### Dataset records

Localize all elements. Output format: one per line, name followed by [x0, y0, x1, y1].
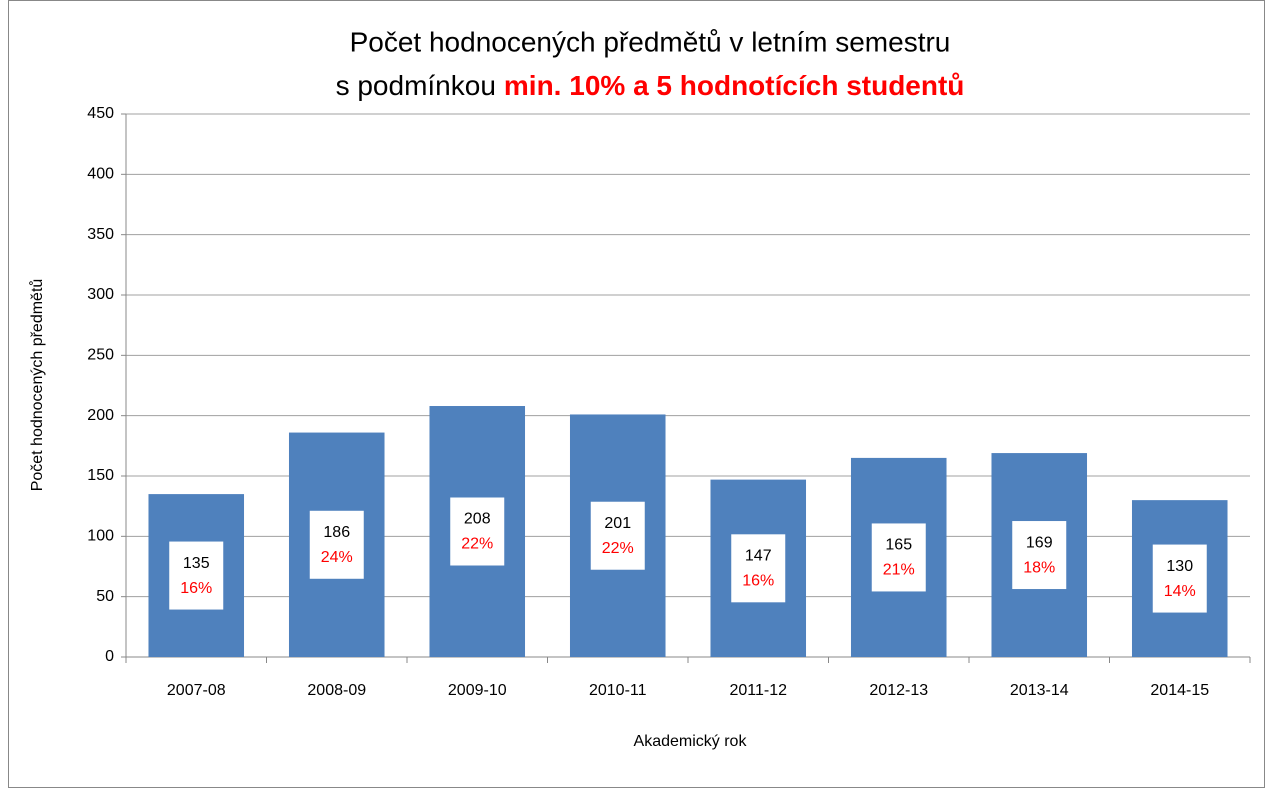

######
### Dataset records

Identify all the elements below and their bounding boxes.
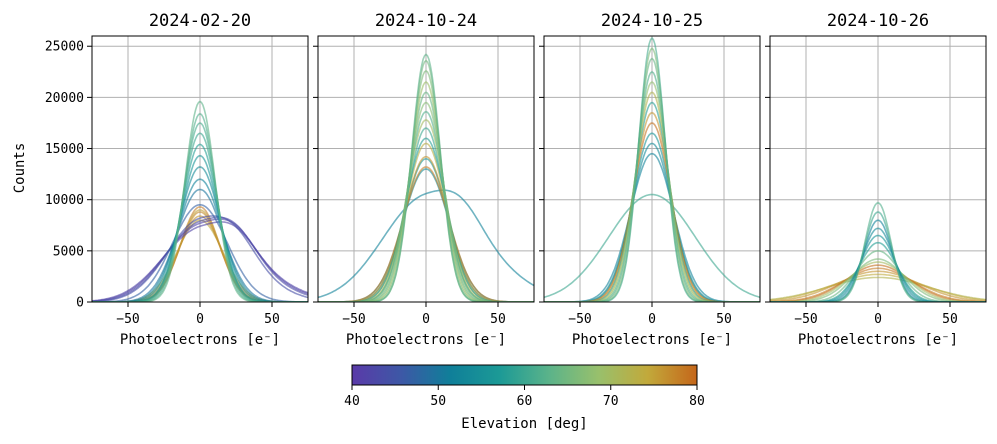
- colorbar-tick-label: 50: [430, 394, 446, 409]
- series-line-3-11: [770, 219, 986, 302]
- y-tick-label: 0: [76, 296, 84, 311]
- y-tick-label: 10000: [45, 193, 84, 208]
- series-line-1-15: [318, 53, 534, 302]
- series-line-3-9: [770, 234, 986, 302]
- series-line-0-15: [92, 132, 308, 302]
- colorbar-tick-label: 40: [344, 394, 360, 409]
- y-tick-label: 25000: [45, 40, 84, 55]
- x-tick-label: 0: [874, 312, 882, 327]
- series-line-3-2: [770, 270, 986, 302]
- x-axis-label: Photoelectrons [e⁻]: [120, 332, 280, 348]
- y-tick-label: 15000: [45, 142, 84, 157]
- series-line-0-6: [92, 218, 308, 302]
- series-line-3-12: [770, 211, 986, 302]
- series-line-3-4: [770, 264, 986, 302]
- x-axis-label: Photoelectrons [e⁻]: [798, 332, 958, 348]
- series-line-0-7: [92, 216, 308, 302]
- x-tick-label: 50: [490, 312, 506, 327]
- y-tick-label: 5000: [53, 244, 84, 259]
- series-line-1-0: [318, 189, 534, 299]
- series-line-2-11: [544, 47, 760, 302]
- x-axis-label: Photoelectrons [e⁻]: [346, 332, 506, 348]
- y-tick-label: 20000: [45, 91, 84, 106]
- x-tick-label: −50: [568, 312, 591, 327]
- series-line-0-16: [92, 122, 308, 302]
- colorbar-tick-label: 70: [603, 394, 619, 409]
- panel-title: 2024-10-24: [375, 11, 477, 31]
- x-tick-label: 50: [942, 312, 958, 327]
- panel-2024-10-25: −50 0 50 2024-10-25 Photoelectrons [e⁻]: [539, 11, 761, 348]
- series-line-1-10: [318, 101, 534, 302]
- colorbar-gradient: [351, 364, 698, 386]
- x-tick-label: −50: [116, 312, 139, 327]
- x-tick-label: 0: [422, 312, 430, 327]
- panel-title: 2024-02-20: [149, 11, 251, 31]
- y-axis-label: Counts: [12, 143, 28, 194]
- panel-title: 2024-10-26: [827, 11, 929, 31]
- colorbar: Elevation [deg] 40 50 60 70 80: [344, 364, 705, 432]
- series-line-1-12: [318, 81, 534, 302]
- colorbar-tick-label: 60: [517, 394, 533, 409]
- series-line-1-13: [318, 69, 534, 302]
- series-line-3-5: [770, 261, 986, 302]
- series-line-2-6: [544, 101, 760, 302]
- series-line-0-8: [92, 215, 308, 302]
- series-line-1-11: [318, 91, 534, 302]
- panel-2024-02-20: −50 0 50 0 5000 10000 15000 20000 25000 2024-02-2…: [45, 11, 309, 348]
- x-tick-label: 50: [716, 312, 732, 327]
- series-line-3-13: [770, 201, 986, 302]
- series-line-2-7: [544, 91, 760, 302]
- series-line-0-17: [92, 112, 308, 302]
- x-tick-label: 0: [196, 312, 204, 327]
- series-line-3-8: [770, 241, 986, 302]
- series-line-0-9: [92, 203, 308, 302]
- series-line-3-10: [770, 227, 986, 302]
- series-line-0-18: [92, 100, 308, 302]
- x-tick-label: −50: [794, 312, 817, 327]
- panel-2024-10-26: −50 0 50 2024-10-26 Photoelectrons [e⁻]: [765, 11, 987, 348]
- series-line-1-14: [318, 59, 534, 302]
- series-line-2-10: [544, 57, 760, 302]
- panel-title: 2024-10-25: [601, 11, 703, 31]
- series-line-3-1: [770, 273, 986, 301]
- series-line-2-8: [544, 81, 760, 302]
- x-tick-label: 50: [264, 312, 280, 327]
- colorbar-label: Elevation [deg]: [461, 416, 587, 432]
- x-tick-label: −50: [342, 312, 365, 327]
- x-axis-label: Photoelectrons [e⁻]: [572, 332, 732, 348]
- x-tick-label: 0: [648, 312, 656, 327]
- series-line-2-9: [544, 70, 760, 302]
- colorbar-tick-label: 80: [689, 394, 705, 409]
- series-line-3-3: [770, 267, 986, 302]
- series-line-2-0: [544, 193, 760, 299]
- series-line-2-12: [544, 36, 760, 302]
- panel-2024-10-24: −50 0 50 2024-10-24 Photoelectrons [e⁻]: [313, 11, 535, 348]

######

● **Work instructions**: Reproduce verbatim the material between the line containing "Identify all the" and the line containing "- series-line-1-15: [318, 53, 534, 302]", inclusive, omitting the pictures.

● **Answer to the exercise**:
Identify all the elements below and their bounding boxes.
- colorbar-tick-label: 50: [430, 394, 446, 409]
- series-line-3-11: [770, 219, 986, 302]
- y-tick-label: 0: [76, 296, 84, 311]
- y-tick-label: 10000: [45, 193, 84, 208]
- series-line-1-15: [318, 53, 534, 302]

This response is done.